====== TASK DATA ======

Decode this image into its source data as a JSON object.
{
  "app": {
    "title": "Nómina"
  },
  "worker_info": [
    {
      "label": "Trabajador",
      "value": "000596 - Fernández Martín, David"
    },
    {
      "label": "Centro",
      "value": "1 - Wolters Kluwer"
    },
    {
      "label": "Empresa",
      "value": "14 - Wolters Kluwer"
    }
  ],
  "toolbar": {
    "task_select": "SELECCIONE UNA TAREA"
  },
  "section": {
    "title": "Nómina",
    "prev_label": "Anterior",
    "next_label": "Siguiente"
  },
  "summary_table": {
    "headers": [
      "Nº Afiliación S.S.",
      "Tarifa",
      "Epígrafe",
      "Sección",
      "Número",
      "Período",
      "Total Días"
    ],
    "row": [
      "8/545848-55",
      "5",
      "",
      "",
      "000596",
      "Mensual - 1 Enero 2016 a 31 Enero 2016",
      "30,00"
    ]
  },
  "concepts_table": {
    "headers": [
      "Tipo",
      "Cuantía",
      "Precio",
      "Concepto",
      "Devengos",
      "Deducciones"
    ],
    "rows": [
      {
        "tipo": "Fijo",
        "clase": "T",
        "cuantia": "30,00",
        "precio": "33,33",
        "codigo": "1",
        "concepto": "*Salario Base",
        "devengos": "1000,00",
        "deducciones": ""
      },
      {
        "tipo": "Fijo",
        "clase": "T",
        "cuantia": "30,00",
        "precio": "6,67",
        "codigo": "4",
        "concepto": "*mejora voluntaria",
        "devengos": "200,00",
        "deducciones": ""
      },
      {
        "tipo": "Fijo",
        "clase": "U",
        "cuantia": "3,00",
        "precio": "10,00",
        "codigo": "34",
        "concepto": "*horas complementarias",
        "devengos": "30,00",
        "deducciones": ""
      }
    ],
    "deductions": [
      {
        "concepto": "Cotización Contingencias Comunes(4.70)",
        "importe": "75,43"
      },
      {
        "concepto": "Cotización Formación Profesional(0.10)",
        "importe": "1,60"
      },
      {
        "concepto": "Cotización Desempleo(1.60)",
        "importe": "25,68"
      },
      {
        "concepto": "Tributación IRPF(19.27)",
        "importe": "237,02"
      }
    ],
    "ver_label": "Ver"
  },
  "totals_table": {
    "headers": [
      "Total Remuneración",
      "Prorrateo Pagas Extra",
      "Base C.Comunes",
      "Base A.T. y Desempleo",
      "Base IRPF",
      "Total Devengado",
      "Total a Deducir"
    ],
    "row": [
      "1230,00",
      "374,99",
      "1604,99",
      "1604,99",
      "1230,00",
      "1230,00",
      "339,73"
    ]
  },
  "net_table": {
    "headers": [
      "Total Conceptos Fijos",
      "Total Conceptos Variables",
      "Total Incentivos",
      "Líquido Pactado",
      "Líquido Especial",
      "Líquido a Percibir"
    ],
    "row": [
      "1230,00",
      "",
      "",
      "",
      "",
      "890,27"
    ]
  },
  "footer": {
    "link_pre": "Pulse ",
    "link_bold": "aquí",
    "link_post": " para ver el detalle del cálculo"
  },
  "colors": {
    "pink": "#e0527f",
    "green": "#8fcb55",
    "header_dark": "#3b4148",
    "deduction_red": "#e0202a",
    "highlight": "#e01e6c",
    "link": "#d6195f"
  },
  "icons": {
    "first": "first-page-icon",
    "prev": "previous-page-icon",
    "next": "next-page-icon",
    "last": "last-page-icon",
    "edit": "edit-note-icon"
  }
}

======

▸ TASK OBJECTIVE: Would you copy out each line exactly as written?

▸ FINAL RESULT:
Decode this image into its source data as a JSON object.
{
  "app": {
    "title": "Nómina"
  },
  "worker_info": [
    {
      "label": "Trabajador",
      "value": "000596 - Fernández Martín, David"
    },
    {
      "label": "Centro",
      "value": "1 - Wolters Kluwer"
    },
    {
      "label": "Empresa",
      "value": "14 - Wolters Kluwer"
    }
  ],
  "toolbar": {
    "task_select": "SELECCIONE UNA TAREA"
  },
  "section": {
    "title": "Nómina",
    "prev_label": "Anterior",
    "next_label": "Siguiente"
  },
  "summary_table": {
    "headers": [
      "Nº Afiliación S.S.",
      "Tarifa",
      "Epígrafe",
      "Sección",
      "Número",
      "Período",
      "Total Días"
    ],
    "row": [
      "8/545848-55",
      "5",
      "",
      "",
      "000596",
      "Mensual - 1 Enero 2016 a 31 Enero 2016",
      "30,00"
    ]
  },
  "concepts_table": {
    "headers": [
      "Tipo",
      "Cuantía",
      "Precio",
      "Concepto",
      "Devengos",
      "Deducciones"
    ],
    "rows": [
      {
        "tipo": "Fijo",
        "clase": "T",
        "cuantia": "30,00",
        "precio": "33,33",
        "codigo": "1",
        "concepto": "*Salario Base",
        "devengos": "1000,00",
        "deducciones": ""
      },
      {
        "tipo": "Fijo",
        "clase": "T",
        "cuantia": "30,00",
        "precio": "6,67",
        "codigo": "4",
        "concepto": "*mejora voluntaria",
        "devengos": "200,00",
        "deducciones": ""
      },
      {
        "tipo": "Fijo",
        "clase": "U",
        "cuantia": "3,00",
        "precio": "10,00",
        "codigo": "34",
        "concepto": "*horas complementarias",
        "devengos": "30,00",
        "deducciones": ""
      }
    ],
    "deductions": [
      {
        "concepto": "Cotización Contingencias Comunes(4.70)",
        "importe": "75,43"
      },
      {
        "concepto": "Cotización Formación Profesional(0.10)",
        "importe": "1,60"
      },
      {
        "concepto": "Cotización Desempleo(1.60)",
        "importe": "25,68"
      },
      {
        "concepto": "Tributación IRPF(19.27)",
        "importe": "237,02"
      }
    ],
    "ver_label": "Ver"
  },
  "totals_table": {
    "headers": [
      "Total Remuneración",
      "Prorrateo Pagas Extra",
      "Base C.Comunes",
      "Base A.T. y Desempleo",
      "Base IRPF",
      "Total Devengado",
      "Total a Deducir"
    ],
    "row": [
      "1230,00",
      "374,99",
      "1604,99",
      "1604,99",
      "1230,00",
      "1230,00",
      "339,73"
    ]
  },
  "net_table": {
    "headers": [
      "Total Conceptos Fijos",
      "Total Conceptos Variables",
      "Total Incentivos",
      "Líquido Pactado",
      "Líquido Especial",
      "Líquido a Percibir"
    ],
    "row": [
      "1230,00",
      "",
      "",
      "",
      "",
      "890,27"
    ]
  },
  "footer": {
    "link_pre": "Pulse ",
    "link_bold": "aquí",
    "link_post": " para ver el detalle del cálculo"
  },
  "colors": {
    "pink": "#e0527f",
    "green": "#8fcb55",
    "header_dark": "#3b4148",
    "deduction_red": "#e0202a",
    "highlight": "#e01e6c",
    "link": "#d6195f"
  },
  "icons": {
    "first": "first-page-icon",
    "prev": "previous-page-icon",
    "next": "next-page-icon",
    "last": "last-page-icon",
    "edit": "edit-note-icon"
  }
}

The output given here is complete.